### THE REQUEST
Go through the listing and pick out each line with the word "packet" in it.

### STORED ROWS
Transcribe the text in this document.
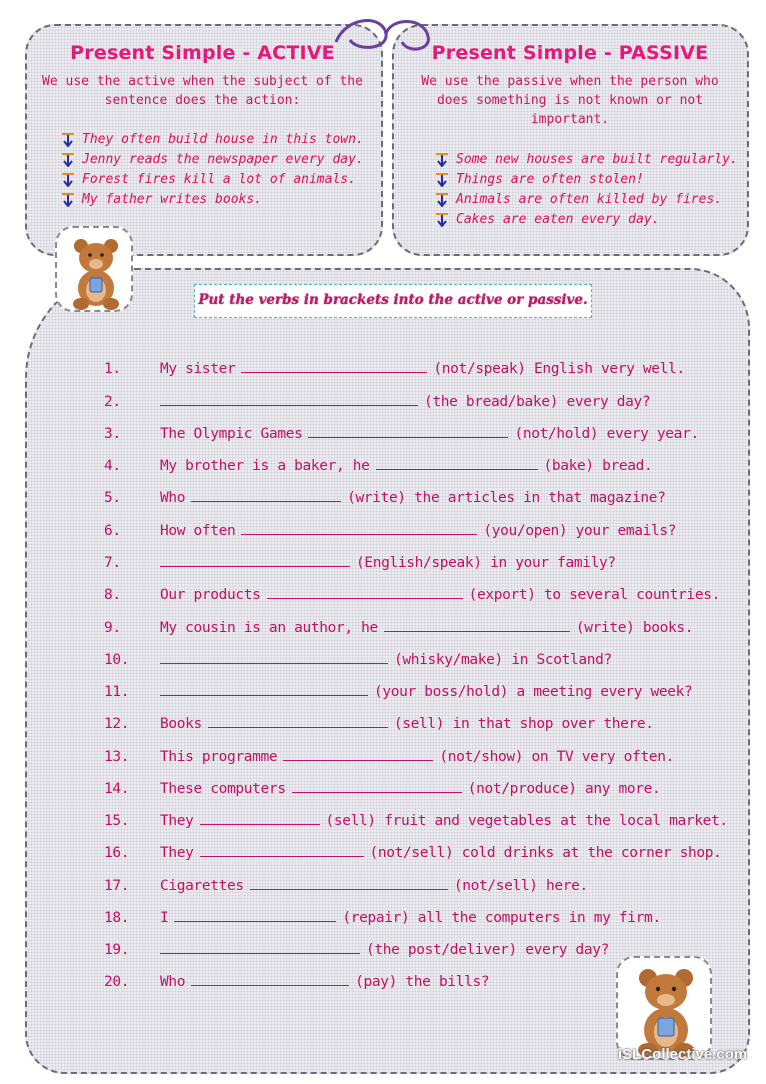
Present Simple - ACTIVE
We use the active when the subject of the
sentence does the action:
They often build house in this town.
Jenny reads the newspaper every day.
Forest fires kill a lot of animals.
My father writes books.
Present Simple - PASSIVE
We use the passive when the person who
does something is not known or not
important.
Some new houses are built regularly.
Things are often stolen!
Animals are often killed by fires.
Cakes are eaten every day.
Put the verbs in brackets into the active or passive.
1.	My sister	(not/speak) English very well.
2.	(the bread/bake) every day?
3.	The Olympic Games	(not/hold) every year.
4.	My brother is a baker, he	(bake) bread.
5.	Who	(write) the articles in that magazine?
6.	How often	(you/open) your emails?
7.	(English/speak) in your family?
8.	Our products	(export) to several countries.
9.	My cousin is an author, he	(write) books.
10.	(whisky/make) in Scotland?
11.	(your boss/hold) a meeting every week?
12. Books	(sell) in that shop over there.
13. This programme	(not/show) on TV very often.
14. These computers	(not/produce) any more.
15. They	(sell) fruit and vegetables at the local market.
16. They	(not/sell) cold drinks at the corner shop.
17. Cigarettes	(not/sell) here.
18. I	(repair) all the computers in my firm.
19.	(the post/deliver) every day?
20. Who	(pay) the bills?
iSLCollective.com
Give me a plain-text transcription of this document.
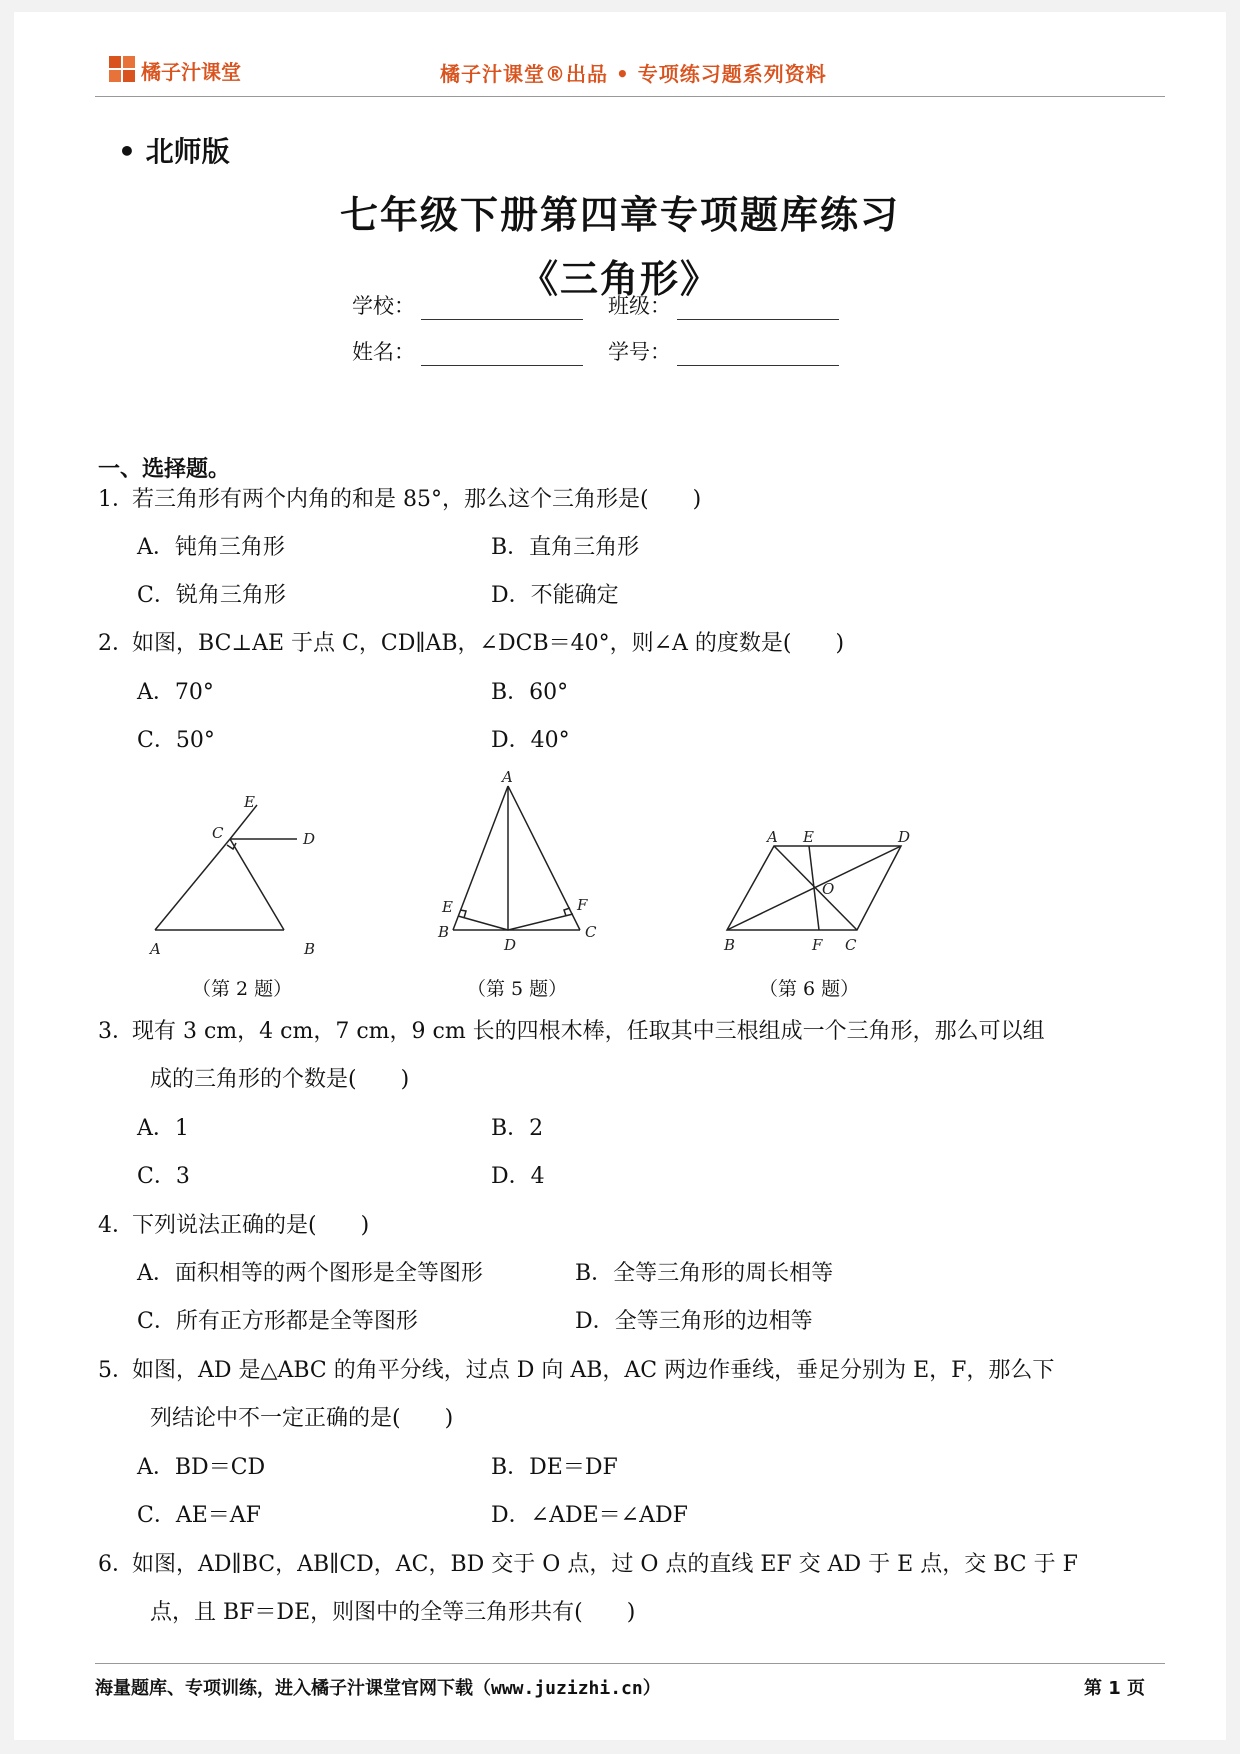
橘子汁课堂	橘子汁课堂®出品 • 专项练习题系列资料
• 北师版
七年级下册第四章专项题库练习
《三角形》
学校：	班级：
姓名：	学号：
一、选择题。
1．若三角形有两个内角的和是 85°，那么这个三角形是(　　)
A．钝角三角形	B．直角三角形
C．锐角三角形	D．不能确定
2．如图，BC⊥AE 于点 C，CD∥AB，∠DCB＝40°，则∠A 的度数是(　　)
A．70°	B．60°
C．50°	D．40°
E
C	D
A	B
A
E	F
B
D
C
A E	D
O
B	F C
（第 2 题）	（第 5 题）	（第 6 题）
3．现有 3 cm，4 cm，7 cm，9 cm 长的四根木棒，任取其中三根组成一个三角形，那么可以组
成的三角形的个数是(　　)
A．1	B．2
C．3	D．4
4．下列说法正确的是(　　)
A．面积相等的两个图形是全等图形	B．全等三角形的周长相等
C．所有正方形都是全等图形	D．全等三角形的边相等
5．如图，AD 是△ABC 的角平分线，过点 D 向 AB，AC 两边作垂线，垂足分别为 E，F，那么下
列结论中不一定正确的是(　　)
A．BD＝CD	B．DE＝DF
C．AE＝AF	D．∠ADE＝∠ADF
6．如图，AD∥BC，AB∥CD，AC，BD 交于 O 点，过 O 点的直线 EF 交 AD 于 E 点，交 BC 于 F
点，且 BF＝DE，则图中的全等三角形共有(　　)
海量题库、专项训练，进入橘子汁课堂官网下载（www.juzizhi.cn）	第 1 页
==
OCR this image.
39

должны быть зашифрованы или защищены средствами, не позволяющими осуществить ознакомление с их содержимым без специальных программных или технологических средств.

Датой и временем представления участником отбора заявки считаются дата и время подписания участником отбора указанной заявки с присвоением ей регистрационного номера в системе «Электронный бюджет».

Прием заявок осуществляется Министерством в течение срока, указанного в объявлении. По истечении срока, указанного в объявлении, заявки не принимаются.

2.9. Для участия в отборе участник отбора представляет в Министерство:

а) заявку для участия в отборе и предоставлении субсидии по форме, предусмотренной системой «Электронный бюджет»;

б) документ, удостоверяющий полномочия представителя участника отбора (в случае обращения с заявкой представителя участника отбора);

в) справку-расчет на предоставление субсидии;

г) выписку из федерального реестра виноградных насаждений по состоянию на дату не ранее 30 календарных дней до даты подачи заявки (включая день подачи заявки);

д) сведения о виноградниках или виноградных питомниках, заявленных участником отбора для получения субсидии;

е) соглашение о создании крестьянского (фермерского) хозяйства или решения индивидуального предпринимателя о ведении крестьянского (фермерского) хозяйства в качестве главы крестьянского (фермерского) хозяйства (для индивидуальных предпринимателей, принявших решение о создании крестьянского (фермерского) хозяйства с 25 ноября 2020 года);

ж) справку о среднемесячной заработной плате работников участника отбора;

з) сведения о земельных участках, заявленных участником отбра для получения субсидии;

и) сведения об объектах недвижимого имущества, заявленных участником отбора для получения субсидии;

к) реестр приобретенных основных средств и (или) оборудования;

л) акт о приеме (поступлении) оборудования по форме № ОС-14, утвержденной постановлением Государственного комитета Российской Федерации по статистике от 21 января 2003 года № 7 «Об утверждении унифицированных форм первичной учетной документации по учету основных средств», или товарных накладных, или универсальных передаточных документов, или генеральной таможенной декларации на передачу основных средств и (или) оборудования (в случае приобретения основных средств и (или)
...
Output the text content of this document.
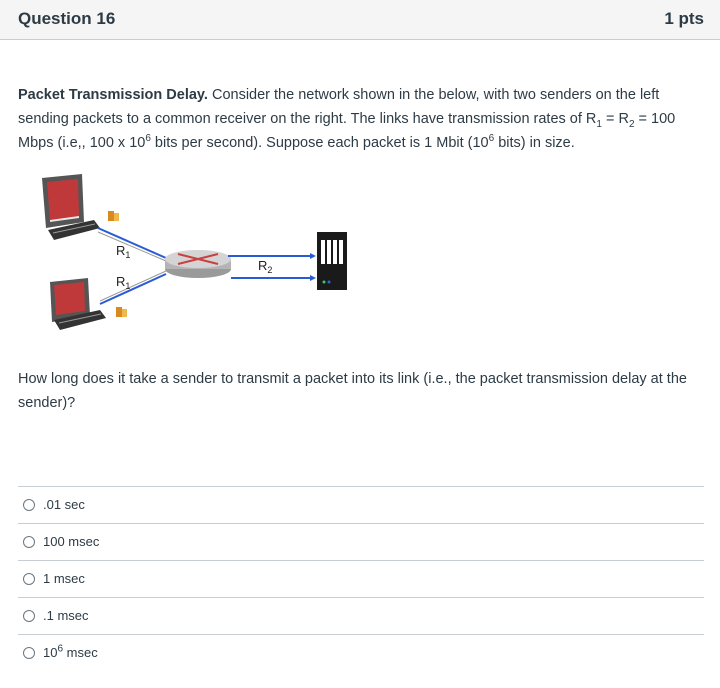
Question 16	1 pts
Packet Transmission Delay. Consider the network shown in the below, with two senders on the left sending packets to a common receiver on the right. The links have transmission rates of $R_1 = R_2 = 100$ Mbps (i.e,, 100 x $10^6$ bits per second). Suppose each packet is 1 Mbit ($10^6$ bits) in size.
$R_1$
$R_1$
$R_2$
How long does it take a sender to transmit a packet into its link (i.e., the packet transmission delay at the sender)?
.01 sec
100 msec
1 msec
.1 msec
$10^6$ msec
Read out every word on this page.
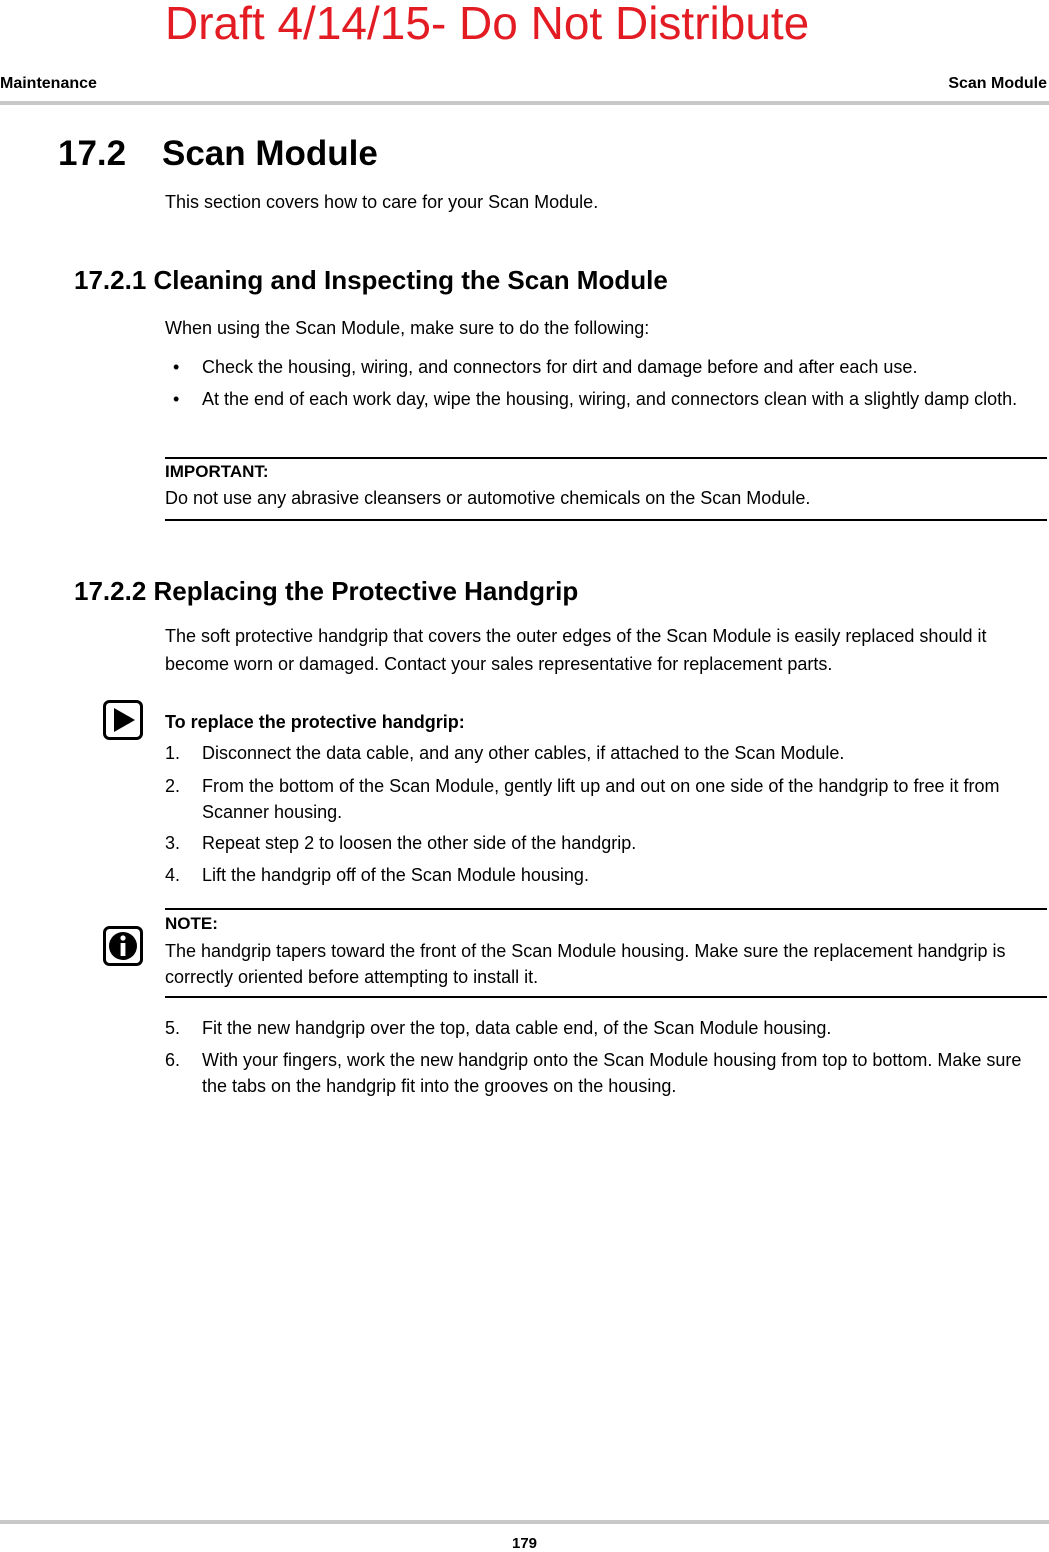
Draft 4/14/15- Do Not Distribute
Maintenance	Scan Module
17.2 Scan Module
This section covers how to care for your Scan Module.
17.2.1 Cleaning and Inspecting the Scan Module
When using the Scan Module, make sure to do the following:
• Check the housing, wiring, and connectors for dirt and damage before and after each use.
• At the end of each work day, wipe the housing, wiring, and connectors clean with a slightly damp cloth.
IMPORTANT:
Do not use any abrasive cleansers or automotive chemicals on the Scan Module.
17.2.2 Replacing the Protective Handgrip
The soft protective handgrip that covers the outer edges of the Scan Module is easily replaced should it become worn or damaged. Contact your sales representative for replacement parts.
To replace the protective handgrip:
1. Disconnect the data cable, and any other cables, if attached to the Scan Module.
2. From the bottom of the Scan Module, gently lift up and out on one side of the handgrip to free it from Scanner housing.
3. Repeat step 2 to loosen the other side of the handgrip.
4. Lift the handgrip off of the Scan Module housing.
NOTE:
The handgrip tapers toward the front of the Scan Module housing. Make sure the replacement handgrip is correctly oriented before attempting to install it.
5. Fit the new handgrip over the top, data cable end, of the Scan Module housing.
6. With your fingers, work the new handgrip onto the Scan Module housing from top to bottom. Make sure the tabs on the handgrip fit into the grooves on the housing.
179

### WORKED ANSWER
Packet Transmission Delay. Consider the network shown in the below, with two senders on the left sending packets to a common receiver on the right. The links have transmission rates of $R_1 = R_2 = 100$ Mbps (i.e,, 100 x $10^6$ bits per second). Suppose each packet is 1 Mbit ($10^6$ bits) in size.
How long does it take a sender to transmit a packet into its link (i.e., the packet transmission delay at the sender)?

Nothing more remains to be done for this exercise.